SET TASK: What follows is a listing. Return every line of it exactly.

EXERCISE MATERIALS:
________
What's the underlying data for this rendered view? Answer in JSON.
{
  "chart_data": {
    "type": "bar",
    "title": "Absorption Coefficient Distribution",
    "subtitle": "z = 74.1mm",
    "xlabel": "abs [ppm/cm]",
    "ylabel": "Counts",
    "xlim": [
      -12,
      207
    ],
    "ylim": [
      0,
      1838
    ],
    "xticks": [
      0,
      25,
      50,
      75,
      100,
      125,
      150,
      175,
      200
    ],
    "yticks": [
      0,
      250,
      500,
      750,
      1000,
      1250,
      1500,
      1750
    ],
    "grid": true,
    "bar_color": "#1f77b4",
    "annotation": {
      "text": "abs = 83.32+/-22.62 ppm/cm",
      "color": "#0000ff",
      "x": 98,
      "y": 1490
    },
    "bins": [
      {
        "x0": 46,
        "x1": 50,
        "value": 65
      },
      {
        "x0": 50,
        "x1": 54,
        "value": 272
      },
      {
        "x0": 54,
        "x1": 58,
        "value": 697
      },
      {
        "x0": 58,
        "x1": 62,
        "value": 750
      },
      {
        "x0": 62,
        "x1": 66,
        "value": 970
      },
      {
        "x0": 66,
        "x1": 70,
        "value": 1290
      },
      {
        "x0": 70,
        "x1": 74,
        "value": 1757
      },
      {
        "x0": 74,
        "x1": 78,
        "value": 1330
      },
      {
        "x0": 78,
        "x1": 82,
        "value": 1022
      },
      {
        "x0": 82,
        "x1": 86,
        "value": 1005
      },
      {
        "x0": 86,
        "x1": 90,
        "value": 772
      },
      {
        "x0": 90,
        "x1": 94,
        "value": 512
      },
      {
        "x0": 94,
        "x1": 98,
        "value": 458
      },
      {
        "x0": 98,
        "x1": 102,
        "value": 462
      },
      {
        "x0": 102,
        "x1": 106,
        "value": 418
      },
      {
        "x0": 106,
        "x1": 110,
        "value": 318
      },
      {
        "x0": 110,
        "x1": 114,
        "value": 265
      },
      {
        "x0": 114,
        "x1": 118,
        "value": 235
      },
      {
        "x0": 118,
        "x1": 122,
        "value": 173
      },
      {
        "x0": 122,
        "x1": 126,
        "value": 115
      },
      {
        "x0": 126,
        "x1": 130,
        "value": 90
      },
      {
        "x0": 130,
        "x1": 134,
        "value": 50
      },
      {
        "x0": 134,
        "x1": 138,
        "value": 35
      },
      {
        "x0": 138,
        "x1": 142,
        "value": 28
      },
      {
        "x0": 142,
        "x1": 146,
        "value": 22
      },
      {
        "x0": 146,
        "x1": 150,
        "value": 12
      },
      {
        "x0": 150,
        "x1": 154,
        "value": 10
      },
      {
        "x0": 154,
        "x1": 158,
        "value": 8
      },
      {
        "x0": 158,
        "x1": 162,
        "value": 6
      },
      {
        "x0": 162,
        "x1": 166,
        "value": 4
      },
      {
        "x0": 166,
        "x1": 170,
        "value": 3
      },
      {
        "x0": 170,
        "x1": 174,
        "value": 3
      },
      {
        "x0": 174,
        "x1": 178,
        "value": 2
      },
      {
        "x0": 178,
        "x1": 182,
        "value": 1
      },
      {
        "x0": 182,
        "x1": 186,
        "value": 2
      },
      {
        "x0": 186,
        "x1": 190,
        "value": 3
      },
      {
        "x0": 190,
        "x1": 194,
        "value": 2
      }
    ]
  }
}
________
OUTPUT OF THE TASK:
What's the underlying data for this rendered view? Answer in JSON.
{
  "chart_data": {
    "type": "bar",
    "title": "Absorption Coefficient Distribution",
    "subtitle": "z = 74.1mm",
    "xlabel": "abs [ppm/cm]",
    "ylabel": "Counts",
    "xlim": [
      -12,
      207
    ],
    "ylim": [
      0,
      1838
    ],
    "xticks": [
      0,
      25,
      50,
      75,
      100,
      125,
      150,
      175,
      200
    ],
    "yticks": [
      0,
      250,
      500,
      750,
      1000,
      1250,
      1500,
      1750
    ],
    "grid": true,
    "bar_color": "#1f77b4",
    "annotation": {
      "text": "abs = 83.32+/-22.62 ppm/cm",
      "color": "#0000ff",
      "x": 98,
      "y": 1490
    },
    "bins": [
      {
        "x0": 46,
        "x1": 50,
        "value": 65
      },
      {
        "x0": 50,
        "x1": 54,
        "value": 272
      },
      {
        "x0": 54,
        "x1": 58,
        "value": 697
      },
      {
        "x0": 58,
        "x1": 62,
        "value": 750
      },
      {
        "x0": 62,
        "x1": 66,
        "value": 970
      },
      {
        "x0": 66,
        "x1": 70,
        "value": 1290
      },
      {
        "x0": 70,
        "x1": 74,
        "value": 1757
      },
      {
        "x0": 74,
        "x1": 78,
        "value": 1330
      },
      {
        "x0": 78,
        "x1": 82,
        "value": 1022
      },
      {
        "x0": 82,
        "x1": 86,
        "value": 1005
      },
      {
        "x0": 86,
        "x1": 90,
        "value": 772
      },
      {
        "x0": 90,
        "x1": 94,
        "value": 512
      },
      {
        "x0": 94,
        "x1": 98,
        "value": 458
      },
      {
        "x0": 98,
        "x1": 102,
        "value": 462
      },
      {
        "x0": 102,
        "x1": 106,
        "value": 418
      },
      {
        "x0": 106,
        "x1": 110,
        "value": 318
      },
      {
        "x0": 110,
        "x1": 114,
        "value": 265
      },
      {
        "x0": 114,
        "x1": 118,
        "value": 235
      },
      {
        "x0": 118,
        "x1": 122,
        "value": 173
      },
      {
        "x0": 122,
        "x1": 126,
        "value": 115
      },
      {
        "x0": 126,
        "x1": 130,
        "value": 90
      },
      {
        "x0": 130,
        "x1": 134,
        "value": 50
      },
      {
        "x0": 134,
        "x1": 138,
        "value": 35
      },
      {
        "x0": 138,
        "x1": 142,
        "value": 28
      },
      {
        "x0": 142,
        "x1": 146,
        "value": 22
      },
      {
        "x0": 146,
        "x1": 150,
        "value": 12
      },
      {
        "x0": 150,
        "x1": 154,
        "value": 10
      },
      {
        "x0": 154,
        "x1": 158,
        "value": 8
      },
      {
        "x0": 158,
        "x1": 162,
        "value": 6
      },
      {
        "x0": 162,
        "x1": 166,
        "value": 4
      },
      {
        "x0": 166,
        "x1": 170,
        "value": 3
      },
      {
        "x0": 170,
        "x1": 174,
        "value": 3
      },
      {
        "x0": 174,
        "x1": 178,
        "value": 2
      },
      {
        "x0": 178,
        "x1": 182,
        "value": 1
      },
      {
        "x0": 182,
        "x1": 186,
        "value": 2
      },
      {
        "x0": 186,
        "x1": 190,
        "value": 3
      },
      {
        "x0": 190,
        "x1": 194,
        "value": 2
      }
    ]
  }
}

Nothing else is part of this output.